● **WHAT TO DO**
Pick out every line with the word "this" and copy it.

● **PROVIDED RECORDS**
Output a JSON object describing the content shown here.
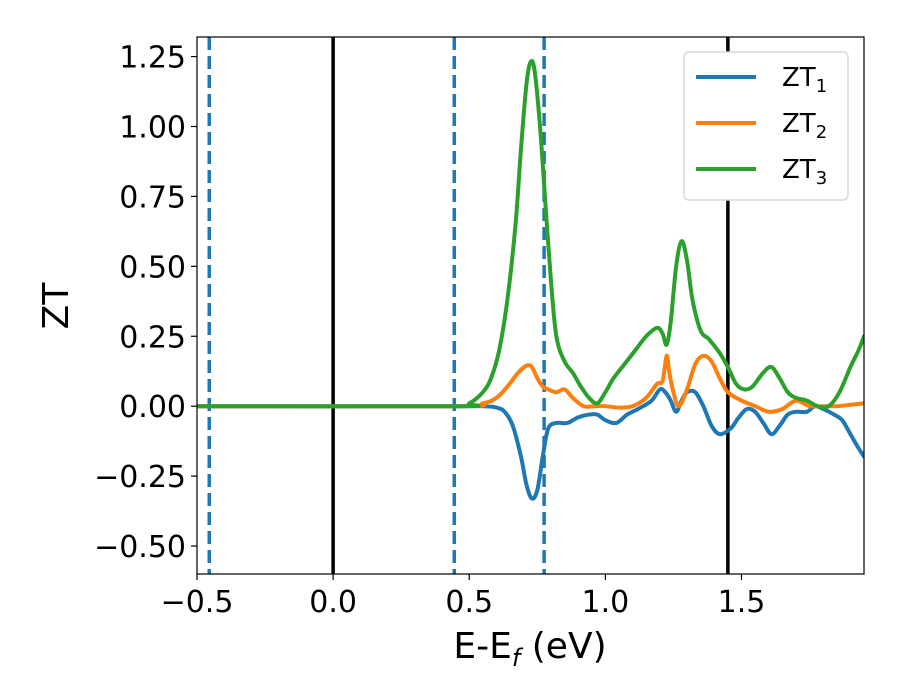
{
  "chart_data": {
    "type": "line",
    "xlabel": "E-E",
    "xlabel_sub": "f",
    "xlabel_unit": " (eV)",
    "ylabel": "ZT",
    "xlim": [
      -0.5,
      1.95
    ],
    "ylim": [
      -0.6,
      1.32
    ],
    "grid": false,
    "legend_position": "top-right",
    "x_ticks": [
      {
        "value": -0.5,
        "label": "−0.5"
      },
      {
        "value": 0.0,
        "label": "0.0"
      },
      {
        "value": 0.5,
        "label": "0.5"
      },
      {
        "value": 1.0,
        "label": "1.0"
      },
      {
        "value": 1.5,
        "label": "1.5"
      }
    ],
    "y_ticks": [
      {
        "value": 1.25,
        "label": "1.25"
      },
      {
        "value": 1.0,
        "label": "1.00"
      },
      {
        "value": 0.75,
        "label": "0.75"
      },
      {
        "value": 0.5,
        "label": "0.50"
      },
      {
        "value": 0.25,
        "label": "0.25"
      },
      {
        "value": 0.0,
        "label": "0.00"
      },
      {
        "value": -0.25,
        "label": "−0.25"
      },
      {
        "value": -0.5,
        "label": "−0.50"
      }
    ],
    "vertical_lines": [
      {
        "x": -0.455,
        "style": "dashed",
        "color": "#1f77b4"
      },
      {
        "x": 0.0,
        "style": "solid",
        "color": "#000000"
      },
      {
        "x": 0.445,
        "style": "dashed",
        "color": "#1f77b4"
      },
      {
        "x": 0.775,
        "style": "dashed",
        "color": "#1f77b4"
      },
      {
        "x": 1.45,
        "style": "solid",
        "color": "#000000"
      }
    ],
    "series": [
      {
        "name": "ZT",
        "name_sub": "1",
        "color": "#1f77b4",
        "points": [
          [
            -0.5,
            0.0
          ],
          [
            0.4,
            0.0
          ],
          [
            0.55,
            0.0
          ],
          [
            0.6,
            -0.005
          ],
          [
            0.63,
            -0.02
          ],
          [
            0.66,
            -0.07
          ],
          [
            0.69,
            -0.18
          ],
          [
            0.71,
            -0.28
          ],
          [
            0.73,
            -0.33
          ],
          [
            0.75,
            -0.3
          ],
          [
            0.77,
            -0.18
          ],
          [
            0.79,
            -0.08
          ],
          [
            0.82,
            -0.06
          ],
          [
            0.86,
            -0.06
          ],
          [
            0.9,
            -0.04
          ],
          [
            0.94,
            -0.03
          ],
          [
            0.97,
            -0.03
          ],
          [
            1.0,
            -0.05
          ],
          [
            1.04,
            -0.06
          ],
          [
            1.08,
            -0.03
          ],
          [
            1.12,
            -0.01
          ],
          [
            1.17,
            0.02
          ],
          [
            1.2,
            0.06
          ],
          [
            1.22,
            0.05
          ],
          [
            1.24,
            0.02
          ],
          [
            1.26,
            -0.02
          ],
          [
            1.28,
            0.02
          ],
          [
            1.3,
            0.05
          ],
          [
            1.33,
            0.05
          ],
          [
            1.36,
            0.0
          ],
          [
            1.39,
            -0.07
          ],
          [
            1.42,
            -0.1
          ],
          [
            1.46,
            -0.08
          ],
          [
            1.49,
            -0.04
          ],
          [
            1.52,
            -0.01
          ],
          [
            1.55,
            -0.02
          ],
          [
            1.58,
            -0.06
          ],
          [
            1.61,
            -0.1
          ],
          [
            1.64,
            -0.07
          ],
          [
            1.67,
            -0.03
          ],
          [
            1.7,
            -0.02
          ],
          [
            1.74,
            -0.02
          ],
          [
            1.77,
            0.0
          ],
          [
            1.8,
            -0.01
          ],
          [
            1.84,
            -0.03
          ],
          [
            1.87,
            -0.05
          ],
          [
            1.9,
            -0.1
          ],
          [
            1.93,
            -0.15
          ],
          [
            1.95,
            -0.18
          ]
        ]
      },
      {
        "name": "ZT",
        "name_sub": "2",
        "color": "#ff7f0e",
        "points": [
          [
            -0.5,
            0.0
          ],
          [
            0.45,
            0.0
          ],
          [
            0.55,
            0.01
          ],
          [
            0.6,
            0.03
          ],
          [
            0.64,
            0.07
          ],
          [
            0.68,
            0.12
          ],
          [
            0.71,
            0.145
          ],
          [
            0.73,
            0.14
          ],
          [
            0.75,
            0.1
          ],
          [
            0.77,
            0.07
          ],
          [
            0.79,
            0.06
          ],
          [
            0.82,
            0.05
          ],
          [
            0.85,
            0.06
          ],
          [
            0.88,
            0.03
          ],
          [
            0.92,
            0.0
          ],
          [
            0.96,
            0.0
          ],
          [
            1.0,
            0.0
          ],
          [
            1.05,
            -0.005
          ],
          [
            1.1,
            0.0
          ],
          [
            1.15,
            0.03
          ],
          [
            1.19,
            0.08
          ],
          [
            1.21,
            0.09
          ],
          [
            1.225,
            0.18
          ],
          [
            1.235,
            0.12
          ],
          [
            1.25,
            0.05
          ],
          [
            1.27,
            0.0
          ],
          [
            1.3,
            0.06
          ],
          [
            1.33,
            0.15
          ],
          [
            1.36,
            0.18
          ],
          [
            1.39,
            0.16
          ],
          [
            1.42,
            0.1
          ],
          [
            1.45,
            0.05
          ],
          [
            1.5,
            0.02
          ],
          [
            1.55,
            0.0
          ],
          [
            1.6,
            -0.02
          ],
          [
            1.65,
            -0.01
          ],
          [
            1.7,
            0.02
          ],
          [
            1.75,
            0.0
          ],
          [
            1.8,
            0.0
          ],
          [
            1.85,
            0.0
          ],
          [
            1.9,
            0.005
          ],
          [
            1.95,
            0.01
          ]
        ]
      },
      {
        "name": "ZT",
        "name_sub": "3",
        "color": "#2ca02c",
        "points": [
          [
            -0.5,
            0.0
          ],
          [
            0.45,
            0.0
          ],
          [
            0.5,
            0.01
          ],
          [
            0.55,
            0.05
          ],
          [
            0.58,
            0.1
          ],
          [
            0.61,
            0.2
          ],
          [
            0.64,
            0.38
          ],
          [
            0.67,
            0.65
          ],
          [
            0.69,
            0.92
          ],
          [
            0.71,
            1.15
          ],
          [
            0.725,
            1.23
          ],
          [
            0.74,
            1.2
          ],
          [
            0.76,
            1.0
          ],
          [
            0.78,
            0.72
          ],
          [
            0.8,
            0.45
          ],
          [
            0.82,
            0.25
          ],
          [
            0.85,
            0.16
          ],
          [
            0.88,
            0.12
          ],
          [
            0.91,
            0.07
          ],
          [
            0.94,
            0.03
          ],
          [
            0.97,
            0.01
          ],
          [
            1.0,
            0.05
          ],
          [
            1.03,
            0.1
          ],
          [
            1.07,
            0.15
          ],
          [
            1.11,
            0.2
          ],
          [
            1.15,
            0.25
          ],
          [
            1.19,
            0.28
          ],
          [
            1.21,
            0.26
          ],
          [
            1.225,
            0.22
          ],
          [
            1.24,
            0.3
          ],
          [
            1.26,
            0.5
          ],
          [
            1.28,
            0.59
          ],
          [
            1.3,
            0.52
          ],
          [
            1.32,
            0.38
          ],
          [
            1.35,
            0.27
          ],
          [
            1.38,
            0.24
          ],
          [
            1.42,
            0.19
          ],
          [
            1.45,
            0.14
          ],
          [
            1.48,
            0.08
          ],
          [
            1.51,
            0.06
          ],
          [
            1.54,
            0.07
          ],
          [
            1.58,
            0.12
          ],
          [
            1.61,
            0.14
          ],
          [
            1.64,
            0.1
          ],
          [
            1.67,
            0.05
          ],
          [
            1.7,
            0.03
          ],
          [
            1.74,
            0.02
          ],
          [
            1.78,
            0.0
          ],
          [
            1.82,
            0.0
          ],
          [
            1.86,
            0.05
          ],
          [
            1.9,
            0.14
          ],
          [
            1.93,
            0.2
          ],
          [
            1.95,
            0.25
          ]
        ]
      }
    ]
  }
}
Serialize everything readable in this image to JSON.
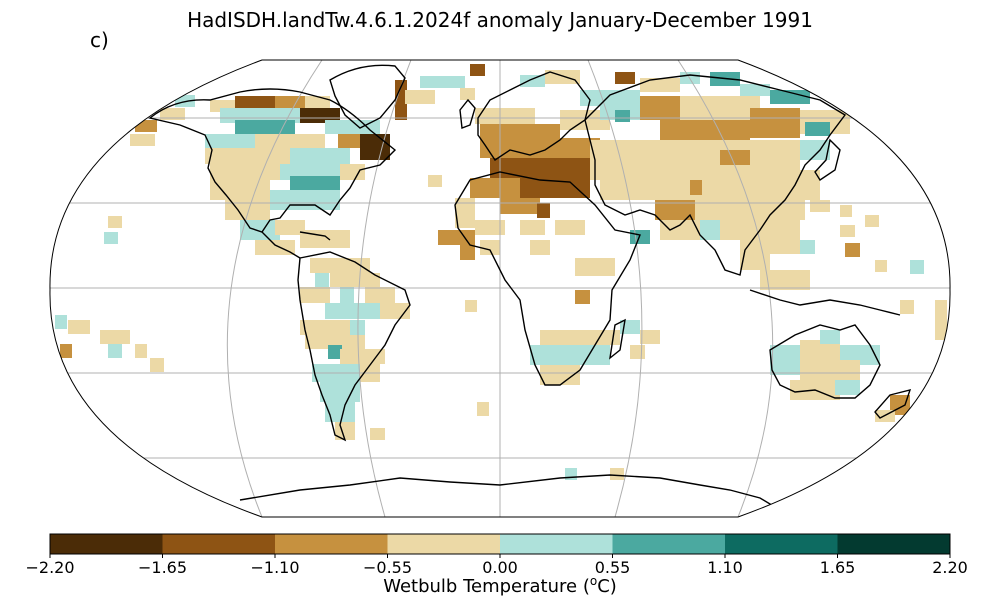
{
  "title": "HadISDH.landTw.4.6.1.2024f anomaly January-December 1991",
  "panel_label": "c)",
  "colorbar": {
    "ticks": [
      "−2.20",
      "−1.65",
      "−1.10",
      "−0.55",
      "0.00",
      "0.55",
      "1.10",
      "1.65",
      "2.20"
    ],
    "colors": [
      "#4b2c07",
      "#8e5414",
      "#c6913f",
      "#ecd9a6",
      "#aee1da",
      "#4ba9a0",
      "#0d6b61",
      "#033a30"
    ],
    "label_main": "Wetbulb Temperature (",
    "label_sup": "o",
    "label_unit": "C)"
  }
}
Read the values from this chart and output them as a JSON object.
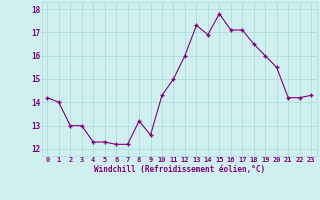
{
  "x": [
    0,
    1,
    2,
    3,
    4,
    5,
    6,
    7,
    8,
    9,
    10,
    11,
    12,
    13,
    14,
    15,
    16,
    17,
    18,
    19,
    20,
    21,
    22,
    23
  ],
  "y": [
    14.2,
    14.0,
    13.0,
    13.0,
    12.3,
    12.3,
    12.2,
    12.2,
    13.2,
    12.6,
    14.3,
    15.0,
    16.0,
    17.3,
    16.9,
    17.8,
    17.1,
    17.1,
    16.5,
    16.0,
    15.5,
    14.2,
    14.2,
    14.3
  ],
  "xlabel": "Windchill (Refroidissement éolien,°C)",
  "ylabel_ticks": [
    12,
    13,
    14,
    15,
    16,
    17,
    18
  ],
  "ylim": [
    11.7,
    18.3
  ],
  "xlim": [
    -0.5,
    23.5
  ],
  "line_color": "#800080",
  "marker_color": "#800080",
  "bg_color": "#d0f0f0",
  "grid_color": "#aedddd",
  "tick_color": "#800080",
  "label_color": "#800080",
  "figsize": [
    3.2,
    2.0
  ],
  "dpi": 100
}
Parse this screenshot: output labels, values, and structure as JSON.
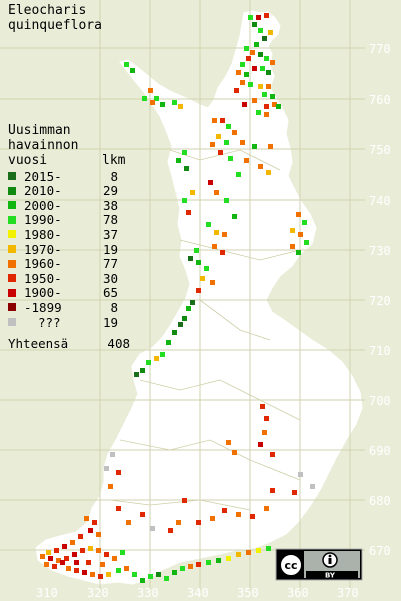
{
  "title_lines": [
    "Eleocharis",
    "quinqueflora"
  ],
  "legend_title_lines": [
    "Uusimman",
    "havainnon",
    "vuosi"
  ],
  "legend_count_header": "lkm",
  "legend": [
    {
      "label": "2015-",
      "count": "8",
      "color": "#1a6e1a"
    },
    {
      "label": "2010-",
      "count": "29",
      "color": "#118a11"
    },
    {
      "label": "2000-",
      "count": "38",
      "color": "#11b611"
    },
    {
      "label": "1990-",
      "count": "78",
      "color": "#22dd22"
    },
    {
      "label": "1980-",
      "count": "37",
      "color": "#f2f200"
    },
    {
      "label": "1970-",
      "count": "19",
      "color": "#f2b800"
    },
    {
      "label": "1960-",
      "count": "77",
      "color": "#f07000"
    },
    {
      "label": "1950-",
      "count": "30",
      "color": "#e02800"
    },
    {
      "label": "1900-",
      "count": "65",
      "color": "#c80000"
    },
    {
      "label": "-1899",
      "count": "8",
      "color": "#8a0000"
    },
    {
      "label": "???",
      "count": "19",
      "color": "#c0c0c0"
    }
  ],
  "total_label": "Yhteensä",
  "total_count": "408",
  "axis_y_labels": [
    "770",
    "760",
    "750",
    "740",
    "730",
    "720",
    "710",
    "700",
    "690",
    "680",
    "670"
  ],
  "axis_x_labels": [
    "310",
    "320",
    "330",
    "340",
    "350",
    "360",
    "370"
  ],
  "license_badge": {
    "cc_text": "cc",
    "by_text": "BY"
  },
  "colors": {
    "background": "#e9edd8",
    "land": "#ffffff",
    "grid": "#d2d2b0"
  }
}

● **PROBLEM SOLUTION**
Serialize everything readable in this image to JSON.
Read the values from this chart and output them as a JSON object.
Parse this screenshot: output labels, values, and structure as JSON.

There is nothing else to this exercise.